◆ WORK REQUIRED:
Here are some records; quote them exactly, leaving out the pictures.

◆ DATA LINES:
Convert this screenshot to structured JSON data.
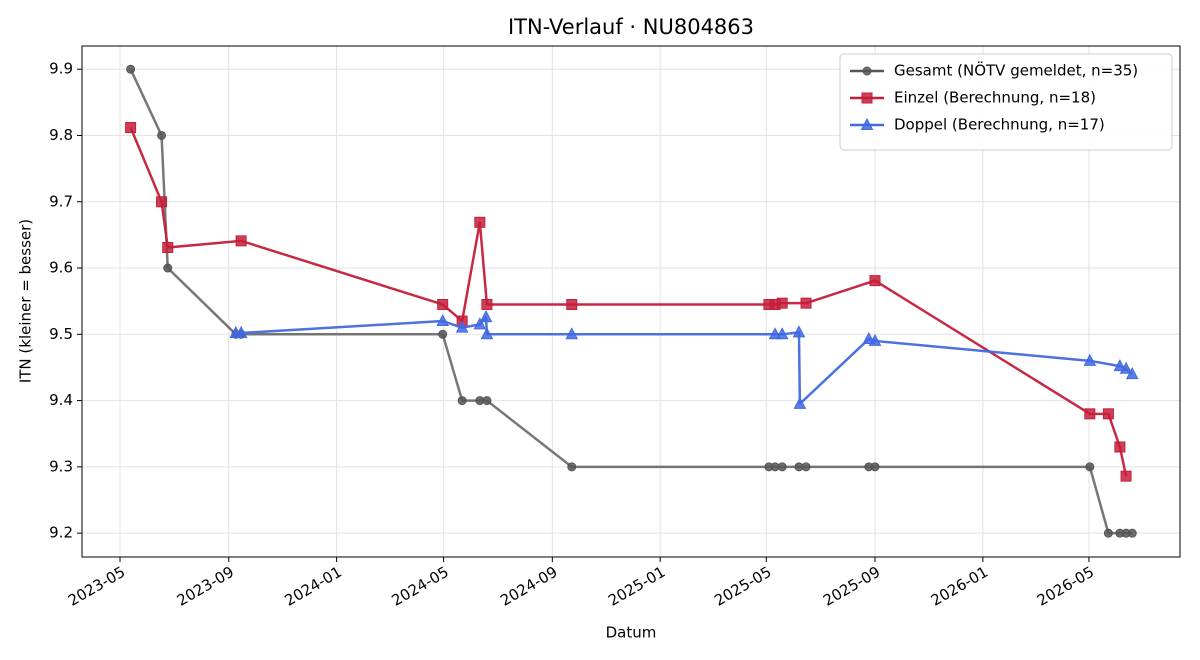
{
  "chart_data": {
    "type": "line",
    "title": "ITN-Verlauf · NU804863",
    "x_label": "Datum",
    "y_label": "ITN  (kleiner = besser)",
    "x_unit": "days since 1970-01-01",
    "xlim": [
      19435,
      20677
    ],
    "ylim": [
      9.164,
      9.935
    ],
    "xticks": [
      {
        "value": 19478,
        "label": "2023-05"
      },
      {
        "value": 19601,
        "label": "2023-09"
      },
      {
        "value": 19723,
        "label": "2024-01"
      },
      {
        "value": 19844,
        "label": "2024-05"
      },
      {
        "value": 19967,
        "label": "2024-09"
      },
      {
        "value": 20089,
        "label": "2025-01"
      },
      {
        "value": 20209,
        "label": "2025-05"
      },
      {
        "value": 20332,
        "label": "2025-09"
      },
      {
        "value": 20454,
        "label": "2026-01"
      },
      {
        "value": 20574,
        "label": "2026-05"
      }
    ],
    "yticks": [
      9.2,
      9.3,
      9.4,
      9.5,
      9.6,
      9.7,
      9.8,
      9.9
    ],
    "grid": true,
    "legend": "upper-right",
    "series": [
      {
        "name": "Gesamt (NÖTV gemeldet, n=35)",
        "color": "#555555",
        "marker": "circle",
        "x": [
          19490,
          19525,
          19532,
          19609,
          19615,
          19843,
          19865,
          19885,
          19893,
          19989,
          20212,
          20219,
          20227,
          20246,
          20254,
          20325,
          20332,
          20575,
          20596,
          20609,
          20616,
          20623
        ],
        "values": [
          9.9,
          9.8,
          9.6,
          9.5,
          9.5,
          9.5,
          9.4,
          9.4,
          9.4,
          9.3,
          9.3,
          9.3,
          9.3,
          9.3,
          9.3,
          9.3,
          9.3,
          9.3,
          9.2,
          9.2,
          9.2,
          9.2
        ]
      },
      {
        "name": "Einzel (Berechnung, n=18)",
        "color": "#c41e3a",
        "marker": "square",
        "x": [
          19490,
          19525,
          19532,
          19615,
          19843,
          19865,
          19885,
          19893,
          19989,
          20212,
          20219,
          20227,
          20254,
          20332,
          20575,
          20596,
          20609,
          20616
        ],
        "values": [
          9.812,
          9.7,
          9.631,
          9.641,
          9.545,
          9.52,
          9.669,
          9.545,
          9.545,
          9.545,
          9.545,
          9.547,
          9.547,
          9.581,
          9.38,
          9.38,
          9.33,
          9.286
        ]
      },
      {
        "name": "Doppel (Berechnung, n=17)",
        "color": "#4169e1",
        "marker": "triangle",
        "x": [
          19609,
          19615,
          19843,
          19865,
          19885,
          19892,
          19893,
          19989,
          20219,
          20227,
          20246,
          20247,
          20325,
          20332,
          20575,
          20609,
          20616,
          20623
        ],
        "values": [
          9.502,
          9.502,
          9.52,
          9.51,
          9.515,
          9.526,
          9.5,
          9.5,
          9.5,
          9.5,
          9.503,
          9.395,
          9.493,
          9.49,
          9.46,
          9.452,
          9.448,
          9.44
        ]
      }
    ]
  }
}
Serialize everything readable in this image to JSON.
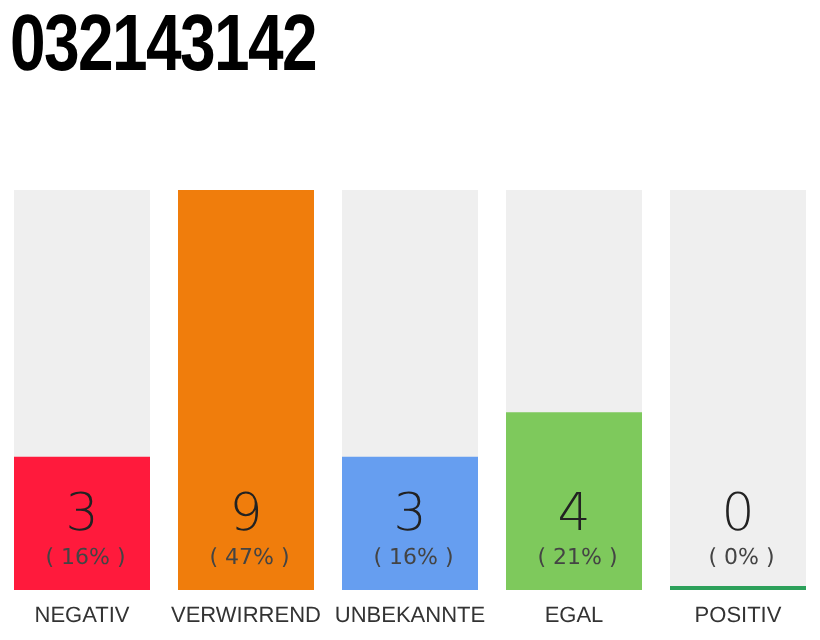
{
  "chart_data": {
    "type": "bar",
    "title": "032143142",
    "categories": [
      "NEGATIV",
      "VERWIRREND",
      "UNBEKANNTE",
      "EGAL",
      "POSITIV"
    ],
    "values": [
      3,
      9,
      3,
      4,
      0
    ],
    "colors": [
      "#ff1a3c",
      "#f07d0c",
      "#669ef0",
      "#7ec95c",
      "#2ca05a"
    ],
    "value_labels": [
      "3 ( 16% )",
      "9 ( 47% )",
      "3 ( 16% )",
      "4 ( 21% )",
      "0 ( 0% )"
    ]
  }
}
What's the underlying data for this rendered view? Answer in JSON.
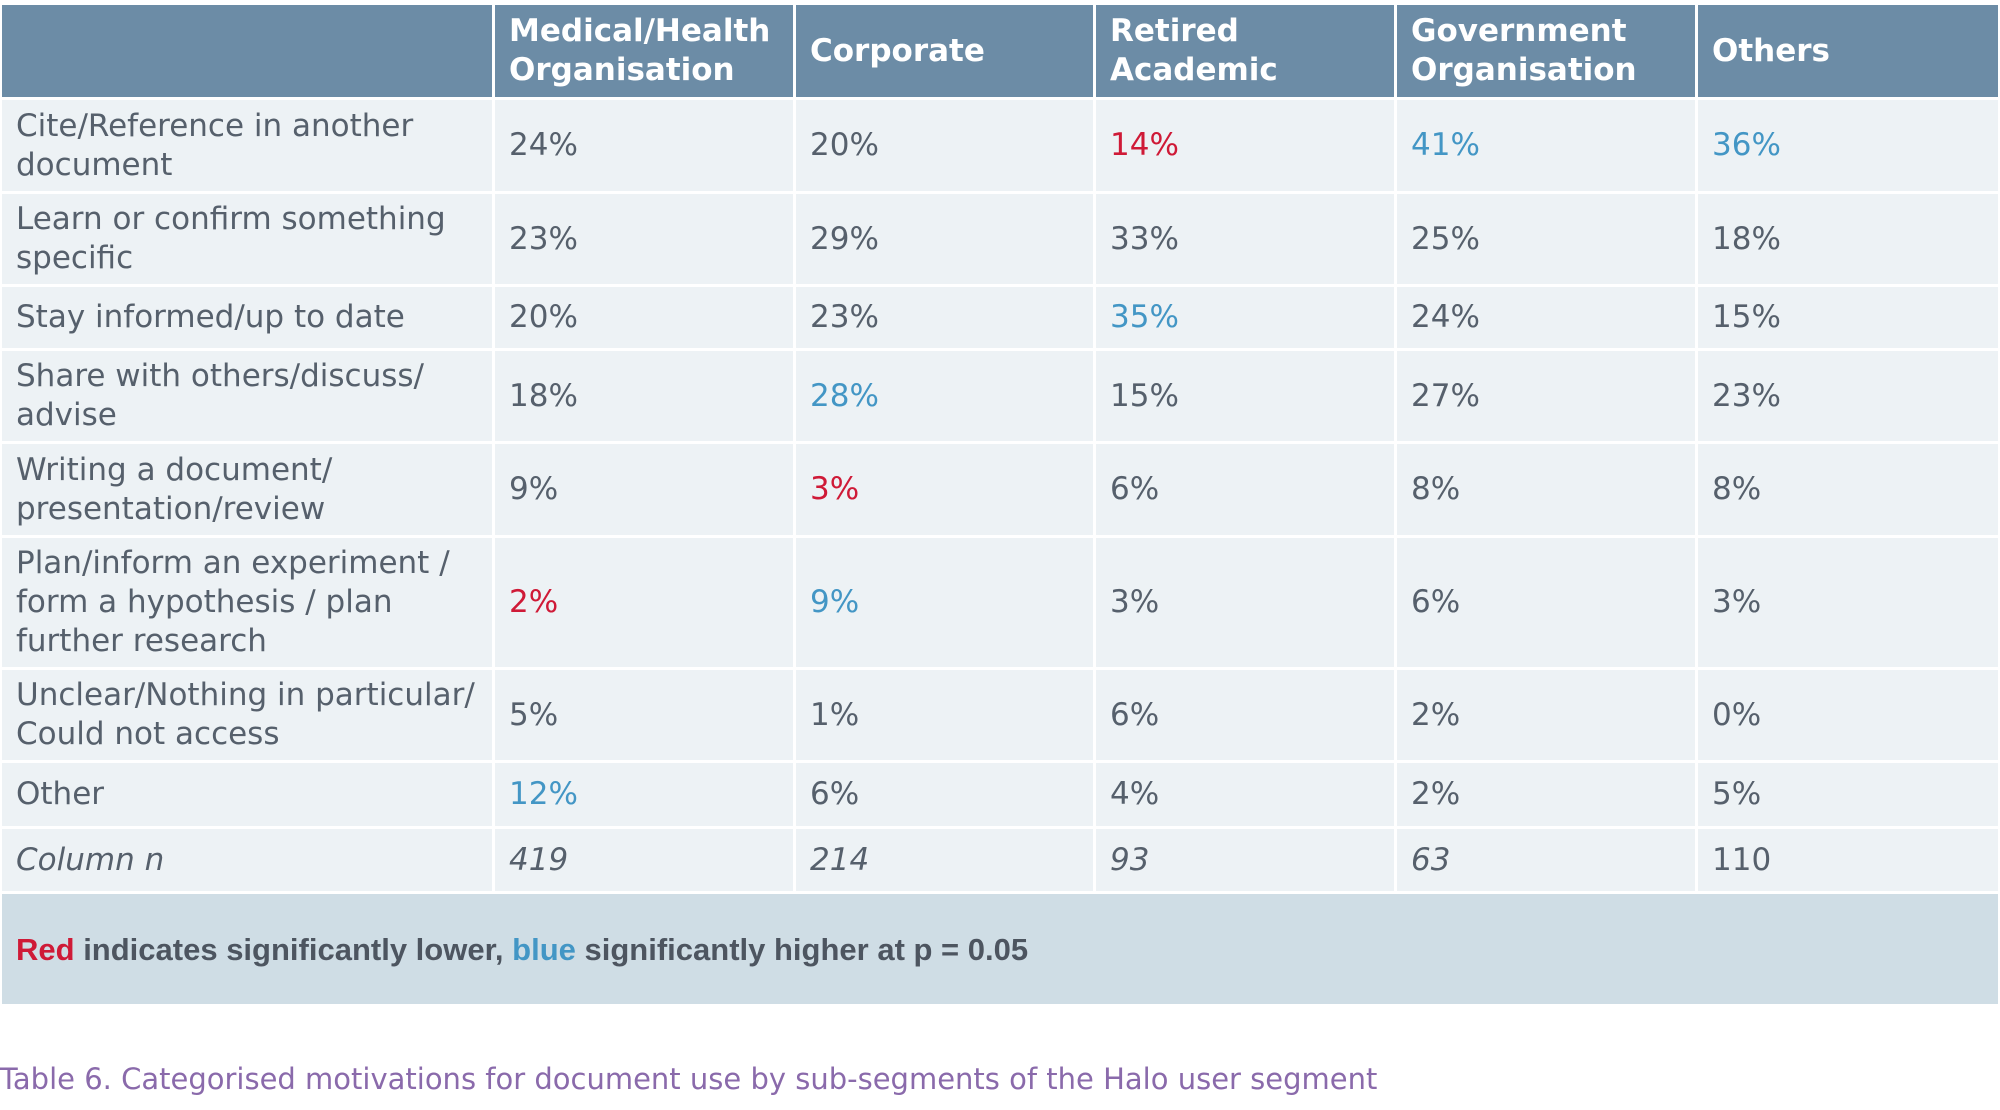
{
  "table": {
    "headers": [
      "",
      "Medical/Health Organisation",
      "Corporate",
      "Retired Academic",
      "Government Organisation",
      "Others"
    ],
    "rows": [
      {
        "label": "Cite/Reference in another document",
        "values": [
          "24%",
          "20%",
          "14%",
          "41%",
          "36%"
        ],
        "significance": [
          "",
          "",
          "lower",
          "higher",
          "higher"
        ]
      },
      {
        "label": "Learn or confirm something specific",
        "values": [
          "23%",
          "29%",
          "33%",
          "25%",
          "18%"
        ],
        "significance": [
          "",
          "",
          "",
          "",
          ""
        ]
      },
      {
        "label": "Stay informed/up to date",
        "values": [
          "20%",
          "23%",
          "35%",
          "24%",
          "15%"
        ],
        "significance": [
          "",
          "",
          "higher",
          "",
          ""
        ]
      },
      {
        "label": "Share with others/discuss/ advise",
        "values": [
          "18%",
          "28%",
          "15%",
          "27%",
          "23%"
        ],
        "significance": [
          "",
          "higher",
          "",
          "",
          ""
        ]
      },
      {
        "label": "Writing a document/ presentation/review",
        "values": [
          "9%",
          "3%",
          "6%",
          "8%",
          "8%"
        ],
        "significance": [
          "",
          "lower",
          "",
          "",
          ""
        ]
      },
      {
        "label": "Plan/inform an experiment / form a hypothesis / plan further research",
        "values": [
          "2%",
          "9%",
          "3%",
          "6%",
          "3%"
        ],
        "significance": [
          "lower",
          "higher",
          "",
          "",
          ""
        ]
      },
      {
        "label": "Unclear/Nothing in particular/ Could not access",
        "values": [
          "5%",
          "1%",
          "6%",
          "2%",
          "0%"
        ],
        "significance": [
          "",
          "",
          "",
          "",
          ""
        ]
      },
      {
        "label": "Other",
        "values": [
          "12%",
          "6%",
          "4%",
          "2%",
          "5%"
        ],
        "significance": [
          "higher",
          "",
          "",
          "",
          ""
        ]
      }
    ],
    "n_row": {
      "label": "Column n",
      "values": [
        "419",
        "214",
        "93",
        "63",
        "110"
      ]
    }
  },
  "legend": {
    "red_word": "Red",
    "middle_text": " indicates significantly lower, ",
    "blue_word": "blue",
    "end_text": " significantly higher at p = 0.05"
  },
  "colors": {
    "header_bg": "#6c8ca6",
    "cell_bg": "#edf2f5",
    "legend_bg": "#cfdde5",
    "significantly_lower": "#cf1a37",
    "significantly_higher": "#4396c5",
    "caption": "#8a6aab"
  },
  "caption": "Table 6. Categorised motivations for document use by sub-segments of the Halo user segment"
}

◆ TASK RESULT:
Convert this screenshot to structured JSON data.
{
  "chart_data": {
    "type": "line",
    "title": "ITN-Verlauf · NU804863",
    "x_label": "Datum",
    "y_label": "ITN  (kleiner = besser)",
    "x_unit": "days since 1970-01-01",
    "xlim": [
      19435,
      20677
    ],
    "ylim": [
      9.164,
      9.935
    ],
    "xticks": [
      {
        "value": 19478,
        "label": "2023-05"
      },
      {
        "value": 19601,
        "label": "2023-09"
      },
      {
        "value": 19723,
        "label": "2024-01"
      },
      {
        "value": 19844,
        "label": "2024-05"
      },
      {
        "value": 19967,
        "label": "2024-09"
      },
      {
        "value": 20089,
        "label": "2025-01"
      },
      {
        "value": 20209,
        "label": "2025-05"
      },
      {
        "value": 20332,
        "label": "2025-09"
      },
      {
        "value": 20454,
        "label": "2026-01"
      },
      {
        "value": 20574,
        "label": "2026-05"
      }
    ],
    "yticks": [
      9.2,
      9.3,
      9.4,
      9.5,
      9.6,
      9.7,
      9.8,
      9.9
    ],
    "grid": true,
    "legend": "upper-right",
    "series": [
      {
        "name": "Gesamt (NÖTV gemeldet, n=35)",
        "color": "#555555",
        "marker": "circle",
        "x": [
          19490,
          19525,
          19532,
          19609,
          19615,
          19843,
          19865,
          19885,
          19893,
          19989,
          20212,
          20219,
          20227,
          20246,
          20254,
          20325,
          20332,
          20575,
          20596,
          20609,
          20616,
          20623
        ],
        "values": [
          9.9,
          9.8,
          9.6,
          9.5,
          9.5,
          9.5,
          9.4,
          9.4,
          9.4,
          9.3,
          9.3,
          9.3,
          9.3,
          9.3,
          9.3,
          9.3,
          9.3,
          9.3,
          9.2,
          9.2,
          9.2,
          9.2
        ]
      },
      {
        "name": "Einzel (Berechnung, n=18)",
        "color": "#c41e3a",
        "marker": "square",
        "x": [
          19490,
          19525,
          19532,
          19615,
          19843,
          19865,
          19885,
          19893,
          19989,
          20212,
          20219,
          20227,
          20254,
          20332,
          20575,
          20596,
          20609,
          20616
        ],
        "values": [
          9.812,
          9.7,
          9.631,
          9.641,
          9.545,
          9.52,
          9.669,
          9.545,
          9.545,
          9.545,
          9.545,
          9.547,
          9.547,
          9.581,
          9.38,
          9.38,
          9.33,
          9.286
        ]
      },
      {
        "name": "Doppel (Berechnung, n=17)",
        "color": "#4169e1",
        "marker": "triangle",
        "x": [
          19609,
          19615,
          19843,
          19865,
          19885,
          19892,
          19893,
          19989,
          20219,
          20227,
          20246,
          20247,
          20325,
          20332,
          20575,
          20609,
          20616,
          20623
        ],
        "values": [
          9.502,
          9.502,
          9.52,
          9.51,
          9.515,
          9.526,
          9.5,
          9.5,
          9.5,
          9.5,
          9.503,
          9.395,
          9.493,
          9.49,
          9.46,
          9.452,
          9.448,
          9.44
        ]
      }
    ]
  }
}
Serialize everything readable in this image to JSON.
{
  "chart_data": {
    "type": "bar",
    "title": "032143142",
    "categories": [
      "NEGATIV",
      "VERWIRREND",
      "UNBEKANNTE",
      "EGAL",
      "POSITIV"
    ],
    "values": [
      3,
      9,
      3,
      4,
      0
    ],
    "colors": [
      "#ff1a3c",
      "#f07d0c",
      "#669ef0",
      "#7ec95c",
      "#2ca05a"
    ],
    "value_labels": [
      "3 ( 16% )",
      "9 ( 47% )",
      "3 ( 16% )",
      "4 ( 21% )",
      "0 ( 0% )"
    ]
  }
}
What's the underlying data for this rendered view? Answer in JSON.
{
  "table": {
    "headers": [
      "",
      "Medical/Health Organisation",
      "Corporate",
      "Retired Academic",
      "Government Organisation",
      "Others"
    ],
    "rows": [
      {
        "label": "Cite/Reference in another document",
        "values": [
          "24%",
          "20%",
          "14%",
          "41%",
          "36%"
        ],
        "significance": [
          "",
          "",
          "lower",
          "higher",
          "higher"
        ]
      },
      {
        "label": "Learn or confirm something specific",
        "values": [
          "23%",
          "29%",
          "33%",
          "25%",
          "18%"
        ],
        "significance": [
          "",
          "",
          "",
          "",
          ""
        ]
      },
      {
        "label": "Stay informed/up to date",
        "values": [
          "20%",
          "23%",
          "35%",
          "24%",
          "15%"
        ],
        "significance": [
          "",
          "",
          "higher",
          "",
          ""
        ]
      },
      {
        "label": "Share with others/discuss/ advise",
        "values": [
          "18%",
          "28%",
          "15%",
          "27%",
          "23%"
        ],
        "significance": [
          "",
          "higher",
          "",
          "",
          ""
        ]
      },
      {
        "label": "Writing a document/ presentation/review",
        "values": [
          "9%",
          "3%",
          "6%",
          "8%",
          "8%"
        ],
        "significance": [
          "",
          "lower",
          "",
          "",
          ""
        ]
      },
      {
        "label": "Plan/inform an experiment / form a hypothesis / plan further research",
        "values": [
          "2%",
          "9%",
          "3%",
          "6%",
          "3%"
        ],
        "significance": [
          "lower",
          "higher",
          "",
          "",
          ""
        ]
      },
      {
        "label": "Unclear/Nothing in particular/ Could not access",
        "values": [
          "5%",
          "1%",
          "6%",
          "2%",
          "0%"
        ],
        "significance": [
          "",
          "",
          "",
          "",
          ""
        ]
      },
      {
        "label": "Other",
        "values": [
          "12%",
          "6%",
          "4%",
          "2%",
          "5%"
        ],
        "significance": [
          "higher",
          "",
          "",
          "",
          ""
        ]
      }
    ],
    "n_row": {
      "label": "Column n",
      "values": [
        "419",
        "214",
        "93",
        "63",
        "110"
      ]
    }
  },
  "legend": {
    "red_word": "Red",
    "middle_text": " indicates significantly lower, ",
    "blue_word": "blue",
    "end_text": " significantly higher at p = 0.05"
  },
  "colors": {
    "header_bg": "#6c8ca6",
    "cell_bg": "#edf2f5",
    "legend_bg": "#cfdde5",
    "significantly_lower": "#cf1a37",
    "significantly_higher": "#4396c5",
    "caption": "#8a6aab"
  },
  "caption": "Table 6. Categorised motivations for document use by sub-segments of the Halo user segment"
}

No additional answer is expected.